◆ **Exercise objective**
Output nothing but the lines from the line with "Type out the text in this image." through the end of the listing below, both ends included.

+++ Raw records +++

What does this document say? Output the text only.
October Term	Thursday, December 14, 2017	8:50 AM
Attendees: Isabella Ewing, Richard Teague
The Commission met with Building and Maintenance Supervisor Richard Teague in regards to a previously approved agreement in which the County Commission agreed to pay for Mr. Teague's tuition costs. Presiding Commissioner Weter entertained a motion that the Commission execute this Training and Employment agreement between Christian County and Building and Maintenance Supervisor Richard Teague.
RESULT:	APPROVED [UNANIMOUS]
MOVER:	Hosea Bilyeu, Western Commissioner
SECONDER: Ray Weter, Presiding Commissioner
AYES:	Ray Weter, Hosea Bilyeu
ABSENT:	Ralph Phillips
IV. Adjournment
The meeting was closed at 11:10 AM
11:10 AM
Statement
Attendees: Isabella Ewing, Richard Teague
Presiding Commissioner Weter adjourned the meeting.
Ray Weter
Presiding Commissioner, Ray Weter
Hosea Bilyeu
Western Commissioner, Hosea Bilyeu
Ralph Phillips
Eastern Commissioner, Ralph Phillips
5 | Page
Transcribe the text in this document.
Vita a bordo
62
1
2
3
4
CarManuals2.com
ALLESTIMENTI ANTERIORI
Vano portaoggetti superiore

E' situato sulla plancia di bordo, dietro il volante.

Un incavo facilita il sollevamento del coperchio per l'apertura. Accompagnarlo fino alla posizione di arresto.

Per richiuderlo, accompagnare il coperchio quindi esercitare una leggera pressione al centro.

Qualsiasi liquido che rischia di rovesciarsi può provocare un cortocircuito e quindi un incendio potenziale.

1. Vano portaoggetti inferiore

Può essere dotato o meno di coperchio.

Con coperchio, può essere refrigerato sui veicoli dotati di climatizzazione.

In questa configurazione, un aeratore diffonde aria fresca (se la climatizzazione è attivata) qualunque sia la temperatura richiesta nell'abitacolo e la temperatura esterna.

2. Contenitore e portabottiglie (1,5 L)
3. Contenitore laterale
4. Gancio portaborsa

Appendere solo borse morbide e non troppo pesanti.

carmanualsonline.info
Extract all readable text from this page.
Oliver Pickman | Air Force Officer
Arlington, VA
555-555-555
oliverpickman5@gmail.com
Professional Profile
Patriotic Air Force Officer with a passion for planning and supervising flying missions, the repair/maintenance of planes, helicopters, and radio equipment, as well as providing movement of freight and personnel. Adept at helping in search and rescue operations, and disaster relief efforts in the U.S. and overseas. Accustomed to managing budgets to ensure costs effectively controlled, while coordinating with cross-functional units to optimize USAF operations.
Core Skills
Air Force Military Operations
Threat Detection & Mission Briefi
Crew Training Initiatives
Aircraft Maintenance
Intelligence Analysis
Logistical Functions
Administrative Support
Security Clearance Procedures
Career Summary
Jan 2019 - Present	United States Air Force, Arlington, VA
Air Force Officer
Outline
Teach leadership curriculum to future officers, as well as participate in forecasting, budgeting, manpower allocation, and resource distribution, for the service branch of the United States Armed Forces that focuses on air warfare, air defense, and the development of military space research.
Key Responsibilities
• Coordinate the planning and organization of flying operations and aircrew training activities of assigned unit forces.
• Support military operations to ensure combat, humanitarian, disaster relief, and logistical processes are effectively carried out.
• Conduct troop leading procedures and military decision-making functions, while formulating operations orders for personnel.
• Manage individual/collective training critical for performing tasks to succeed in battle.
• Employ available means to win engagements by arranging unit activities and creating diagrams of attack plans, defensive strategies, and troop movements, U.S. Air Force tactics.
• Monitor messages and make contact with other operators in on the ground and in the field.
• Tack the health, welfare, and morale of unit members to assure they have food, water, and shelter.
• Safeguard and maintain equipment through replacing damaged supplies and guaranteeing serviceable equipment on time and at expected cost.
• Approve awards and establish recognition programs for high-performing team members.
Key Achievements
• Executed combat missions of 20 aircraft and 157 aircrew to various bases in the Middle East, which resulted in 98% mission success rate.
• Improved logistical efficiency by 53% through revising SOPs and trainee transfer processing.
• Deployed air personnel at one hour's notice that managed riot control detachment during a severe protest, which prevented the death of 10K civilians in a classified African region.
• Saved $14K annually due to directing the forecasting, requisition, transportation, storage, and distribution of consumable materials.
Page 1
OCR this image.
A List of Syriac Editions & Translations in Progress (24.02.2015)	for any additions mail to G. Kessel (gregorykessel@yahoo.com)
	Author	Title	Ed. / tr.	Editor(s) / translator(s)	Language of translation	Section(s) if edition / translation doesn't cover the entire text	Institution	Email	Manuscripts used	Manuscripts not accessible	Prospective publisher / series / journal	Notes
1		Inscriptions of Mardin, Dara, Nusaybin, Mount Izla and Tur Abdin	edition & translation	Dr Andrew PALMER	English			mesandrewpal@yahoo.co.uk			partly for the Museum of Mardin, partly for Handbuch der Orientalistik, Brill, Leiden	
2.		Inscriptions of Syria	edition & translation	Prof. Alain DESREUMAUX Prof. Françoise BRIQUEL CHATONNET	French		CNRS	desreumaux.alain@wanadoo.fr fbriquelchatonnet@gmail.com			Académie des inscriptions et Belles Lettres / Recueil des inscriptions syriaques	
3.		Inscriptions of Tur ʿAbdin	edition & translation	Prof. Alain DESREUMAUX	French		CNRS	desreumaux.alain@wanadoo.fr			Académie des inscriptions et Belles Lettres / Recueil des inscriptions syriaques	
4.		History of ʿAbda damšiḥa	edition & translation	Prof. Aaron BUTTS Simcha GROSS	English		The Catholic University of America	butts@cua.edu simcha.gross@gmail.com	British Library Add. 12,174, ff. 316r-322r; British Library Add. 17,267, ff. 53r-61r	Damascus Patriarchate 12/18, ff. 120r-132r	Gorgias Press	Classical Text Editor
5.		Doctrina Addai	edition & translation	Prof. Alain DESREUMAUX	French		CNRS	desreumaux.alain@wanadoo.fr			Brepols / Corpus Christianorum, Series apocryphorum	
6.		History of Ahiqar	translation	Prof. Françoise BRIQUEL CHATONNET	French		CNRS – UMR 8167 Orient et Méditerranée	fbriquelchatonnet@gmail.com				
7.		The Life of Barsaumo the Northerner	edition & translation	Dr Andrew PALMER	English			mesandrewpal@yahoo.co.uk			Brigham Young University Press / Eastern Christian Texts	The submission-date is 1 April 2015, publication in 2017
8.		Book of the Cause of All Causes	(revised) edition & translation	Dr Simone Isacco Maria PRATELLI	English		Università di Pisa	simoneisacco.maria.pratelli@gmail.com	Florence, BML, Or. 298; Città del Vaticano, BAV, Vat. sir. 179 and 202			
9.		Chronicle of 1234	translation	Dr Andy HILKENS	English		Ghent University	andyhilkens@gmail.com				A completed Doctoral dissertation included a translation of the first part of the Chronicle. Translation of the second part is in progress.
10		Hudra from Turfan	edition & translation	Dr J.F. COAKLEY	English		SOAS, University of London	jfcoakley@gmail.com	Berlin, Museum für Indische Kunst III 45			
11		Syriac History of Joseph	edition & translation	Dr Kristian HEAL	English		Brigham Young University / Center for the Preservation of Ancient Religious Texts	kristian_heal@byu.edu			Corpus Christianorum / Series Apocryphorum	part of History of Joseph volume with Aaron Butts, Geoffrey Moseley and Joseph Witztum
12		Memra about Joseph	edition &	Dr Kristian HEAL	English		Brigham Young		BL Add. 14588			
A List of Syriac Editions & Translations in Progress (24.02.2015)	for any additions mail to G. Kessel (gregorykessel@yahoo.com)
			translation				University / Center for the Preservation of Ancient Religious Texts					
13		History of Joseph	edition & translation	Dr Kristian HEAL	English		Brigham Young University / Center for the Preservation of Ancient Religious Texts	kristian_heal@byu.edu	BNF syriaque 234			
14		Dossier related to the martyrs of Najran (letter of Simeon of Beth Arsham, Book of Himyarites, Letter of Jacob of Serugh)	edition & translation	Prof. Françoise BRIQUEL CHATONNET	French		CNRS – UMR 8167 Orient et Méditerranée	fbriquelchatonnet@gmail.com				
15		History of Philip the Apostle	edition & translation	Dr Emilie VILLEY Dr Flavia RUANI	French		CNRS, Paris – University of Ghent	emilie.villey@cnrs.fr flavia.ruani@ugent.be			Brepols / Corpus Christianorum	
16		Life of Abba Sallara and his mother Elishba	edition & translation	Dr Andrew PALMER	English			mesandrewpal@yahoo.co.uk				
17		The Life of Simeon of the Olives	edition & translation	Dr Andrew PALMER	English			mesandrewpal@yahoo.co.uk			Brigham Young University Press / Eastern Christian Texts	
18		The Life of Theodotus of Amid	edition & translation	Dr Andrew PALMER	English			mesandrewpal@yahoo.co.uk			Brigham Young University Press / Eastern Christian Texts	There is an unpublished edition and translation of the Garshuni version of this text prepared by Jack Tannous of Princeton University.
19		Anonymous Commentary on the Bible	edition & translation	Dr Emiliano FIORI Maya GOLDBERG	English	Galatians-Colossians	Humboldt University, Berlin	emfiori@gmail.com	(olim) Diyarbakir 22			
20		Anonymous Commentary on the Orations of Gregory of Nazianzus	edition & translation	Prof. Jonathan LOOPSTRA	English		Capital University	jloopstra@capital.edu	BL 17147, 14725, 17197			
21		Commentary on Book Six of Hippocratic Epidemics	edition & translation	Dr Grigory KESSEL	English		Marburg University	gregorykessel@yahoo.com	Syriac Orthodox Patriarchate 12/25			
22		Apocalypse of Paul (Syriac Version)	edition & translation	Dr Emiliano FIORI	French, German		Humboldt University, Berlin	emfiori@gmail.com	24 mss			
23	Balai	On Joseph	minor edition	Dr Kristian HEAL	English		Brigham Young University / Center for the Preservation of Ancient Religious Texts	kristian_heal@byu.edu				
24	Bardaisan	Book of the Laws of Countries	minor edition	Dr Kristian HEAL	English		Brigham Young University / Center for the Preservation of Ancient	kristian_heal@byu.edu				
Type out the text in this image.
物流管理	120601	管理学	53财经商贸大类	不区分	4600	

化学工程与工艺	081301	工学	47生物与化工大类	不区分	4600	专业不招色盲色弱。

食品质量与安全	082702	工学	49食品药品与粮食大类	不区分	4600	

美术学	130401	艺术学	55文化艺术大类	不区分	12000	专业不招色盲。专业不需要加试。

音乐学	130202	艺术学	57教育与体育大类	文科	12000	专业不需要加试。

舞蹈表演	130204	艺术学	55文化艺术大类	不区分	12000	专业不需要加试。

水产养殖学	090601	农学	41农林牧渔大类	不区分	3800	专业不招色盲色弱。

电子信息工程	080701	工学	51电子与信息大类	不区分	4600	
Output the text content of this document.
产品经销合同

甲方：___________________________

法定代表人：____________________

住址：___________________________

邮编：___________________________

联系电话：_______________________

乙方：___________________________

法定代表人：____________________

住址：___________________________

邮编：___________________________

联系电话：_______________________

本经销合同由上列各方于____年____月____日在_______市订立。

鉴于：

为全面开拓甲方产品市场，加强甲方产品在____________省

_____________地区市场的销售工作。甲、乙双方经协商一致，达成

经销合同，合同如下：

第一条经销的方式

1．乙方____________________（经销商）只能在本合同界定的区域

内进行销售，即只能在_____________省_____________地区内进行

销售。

+++

◆ **Exercise answer**
Type out the text in this image.
物流管理	120601	管理学	53财经商贸大类	不区分	4600	

化学工程与工艺	081301	工学	47生物与化工大类	不区分	4600	专业不招色盲色弱。

食品质量与安全	082702	工学	49食品药品与粮食大类	不区分	4600	

美术学	130401	艺术学	55文化艺术大类	不区分	12000	专业不招色盲。专业不需要加试。

音乐学	130202	艺术学	57教育与体育大类	文科	12000	专业不需要加试。

舞蹈表演	130204	艺术学	55文化艺术大类	不区分	12000	专业不需要加试。

水产养殖学	090601	农学	41农林牧渔大类	不区分	3800	专业不招色盲色弱。

电子信息工程	080701	工学	51电子与信息大类	不区分	4600	
Output the text content of this document.
产品经销合同

甲方：___________________________

法定代表人：____________________

住址：___________________________

邮编：___________________________

联系电话：_______________________

乙方：___________________________

法定代表人：____________________

住址：___________________________

邮编：___________________________

联系电话：_______________________

本经销合同由上列各方于____年____月____日在_______市订立。

鉴于：

为全面开拓甲方产品市场，加强甲方产品在____________省

_____________地区市场的销售工作。甲、乙双方经协商一致，达成

经销合同，合同如下：

第一条经销的方式

1．乙方____________________（经销商）只能在本合同界定的区域

内进行销售，即只能在_____________省_____________地区内进行

销售。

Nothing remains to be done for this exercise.